* **YOUR GOAL**
Convert every line of the records into a JSON list of strings, one string per line, and leave out any blank lines.

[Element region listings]
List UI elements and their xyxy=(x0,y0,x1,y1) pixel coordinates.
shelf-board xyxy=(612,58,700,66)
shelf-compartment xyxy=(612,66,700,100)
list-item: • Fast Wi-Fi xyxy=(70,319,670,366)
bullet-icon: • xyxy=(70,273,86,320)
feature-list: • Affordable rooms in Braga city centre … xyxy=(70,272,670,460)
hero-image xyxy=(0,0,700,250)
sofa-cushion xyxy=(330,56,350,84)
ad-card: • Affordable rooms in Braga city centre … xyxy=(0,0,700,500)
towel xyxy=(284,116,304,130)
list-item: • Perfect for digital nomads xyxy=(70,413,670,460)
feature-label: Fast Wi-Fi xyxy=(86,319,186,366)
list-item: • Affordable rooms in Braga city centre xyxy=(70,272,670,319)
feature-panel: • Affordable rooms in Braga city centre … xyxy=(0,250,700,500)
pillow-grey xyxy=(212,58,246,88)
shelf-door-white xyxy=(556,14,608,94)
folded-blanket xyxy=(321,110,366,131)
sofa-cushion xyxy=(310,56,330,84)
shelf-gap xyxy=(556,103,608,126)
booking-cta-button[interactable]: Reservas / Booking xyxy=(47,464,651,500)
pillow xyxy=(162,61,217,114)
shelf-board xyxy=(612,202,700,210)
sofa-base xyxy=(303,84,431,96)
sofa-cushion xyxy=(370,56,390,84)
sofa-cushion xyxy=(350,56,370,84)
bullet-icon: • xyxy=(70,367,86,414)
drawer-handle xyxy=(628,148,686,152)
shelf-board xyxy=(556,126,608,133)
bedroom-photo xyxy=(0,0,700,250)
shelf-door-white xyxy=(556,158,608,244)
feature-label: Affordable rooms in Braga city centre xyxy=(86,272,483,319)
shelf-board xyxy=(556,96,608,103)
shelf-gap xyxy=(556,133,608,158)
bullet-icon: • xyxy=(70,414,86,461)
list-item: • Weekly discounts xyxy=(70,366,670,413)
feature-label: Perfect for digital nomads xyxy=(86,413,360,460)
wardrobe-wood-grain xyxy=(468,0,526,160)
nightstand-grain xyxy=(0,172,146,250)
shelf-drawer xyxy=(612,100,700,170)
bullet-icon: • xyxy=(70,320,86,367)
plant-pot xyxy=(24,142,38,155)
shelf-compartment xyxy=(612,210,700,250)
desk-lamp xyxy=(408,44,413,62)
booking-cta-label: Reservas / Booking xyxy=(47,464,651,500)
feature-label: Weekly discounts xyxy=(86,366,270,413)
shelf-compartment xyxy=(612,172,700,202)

* **TASK SOLUTION**
[
  "List UI elements and their xyxy=(x0,y0,x1,y1) pixel coordinates.",
  "shelf-board xyxy=(612,58,700,66)",
  "shelf-compartment xyxy=(612,66,700,100)",
  "list-item: • Fast Wi-Fi xyxy=(70,319,670,366)",
  "bullet-icon: • xyxy=(70,273,86,320)",
  "feature-list: • Affordable rooms in Braga city centre … xyxy=(70,272,670,460)",
  "hero-image xyxy=(0,0,700,250)",
  "sofa-cushion xyxy=(330,56,350,84)",
  "ad-card: • Affordable rooms in Braga city centre … xyxy=(0,0,700,500)",
  "towel xyxy=(284,116,304,130)",
  "list-item: • Perfect for digital nomads xyxy=(70,413,670,460)",
  "feature-label: Fast Wi-Fi xyxy=(86,319,186,366)",
  "list-item: • Affordable rooms in Braga city centre xyxy=(70,272,670,319)",
  "feature-panel: • Affordable rooms in Braga city centre … xyxy=(0,250,700,500)",
  "pillow-grey xyxy=(212,58,246,88)",
  "shelf-door-white xyxy=(556,14,608,94)",
  "folded-blanket xyxy=(321,110,366,131)",
  "sofa-cushion xyxy=(310,56,330,84)",
  "shelf-gap xyxy=(556,103,608,126)",
  "booking-cta-button[interactable]: Reservas / Booking xyxy=(47,464,651,500)",
  "pillow xyxy=(162,61,217,114)",
  "shelf-board xyxy=(612,202,700,210)",
  "sofa-base xyxy=(303,84,431,96)",
  "sofa-cushion xyxy=(370,56,390,84)",
  "sofa-cushion xyxy=(350,56,370,84)",
  "bullet-icon: • xyxy=(70,367,86,414)",
  "drawer-handle xyxy=(628,148,686,152)",
  "shelf-board xyxy=(556,126,608,133)",
  "bedroom-photo xyxy=(0,0,700,250)",
  "shelf-door-white xyxy=(556,158,608,244)",
  "feature-label: Affordable rooms in Braga city centre xyxy=(86,272,483,319)",
  "shelf-board xyxy=(556,96,608,103)",
  "shelf-gap xyxy=(556,133,608,158)",
  "bullet-icon: • xyxy=(70,414,86,461)",
  "list-item: • Weekly discounts xyxy=(70,366,670,413)",
  "feature-label: Perfect for digital nomads xyxy=(86,413,360,460)",
  "wardrobe-wood-grain xyxy=(468,0,526,160)",
  "nightstand-grain xyxy=(0,172,146,250)",
  "shelf-drawer xyxy=(612,100,700,170)",
  "bullet-icon: • xyxy=(70,320,86,367)",
  "plant-pot xyxy=(24,142,38,155)",
  "shelf-compartment xyxy=(612,210,700,250)",
  "desk-lamp xyxy=(408,44,413,62)",
  "booking-cta-label: Reservas / Booking xyxy=(47,464,651,500)",
  "feature-label: Weekly discounts xyxy=(86,366,270,413)",
  "shelf-compartment xyxy=(612,172,700,202)"
]